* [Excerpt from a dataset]
_ _ _ _

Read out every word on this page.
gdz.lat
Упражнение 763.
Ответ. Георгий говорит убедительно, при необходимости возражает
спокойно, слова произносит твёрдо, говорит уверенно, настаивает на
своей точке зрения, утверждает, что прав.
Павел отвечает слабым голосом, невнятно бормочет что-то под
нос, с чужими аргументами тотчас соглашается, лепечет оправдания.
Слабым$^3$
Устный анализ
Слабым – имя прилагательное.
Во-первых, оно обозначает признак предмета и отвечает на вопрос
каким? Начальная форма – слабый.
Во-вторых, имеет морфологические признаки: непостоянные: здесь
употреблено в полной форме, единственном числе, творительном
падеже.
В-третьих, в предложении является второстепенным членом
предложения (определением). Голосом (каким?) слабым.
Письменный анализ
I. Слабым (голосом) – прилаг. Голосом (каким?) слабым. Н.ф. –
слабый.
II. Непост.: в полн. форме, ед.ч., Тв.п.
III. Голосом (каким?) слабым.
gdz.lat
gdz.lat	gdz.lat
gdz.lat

_ _ _ _

* [AIM] In the entries above, locate every line with the word "каким" and copy it.

* [RESULT OF THIS TASK]
каким? Начальная форма – слабый.
предложения (определением). Голосом (каким?) слабым.
I. Слабым (голосом) – прилаг. Голосом (каким?) слабым. Н.ф. –
III. Голосом (каким?) слабым.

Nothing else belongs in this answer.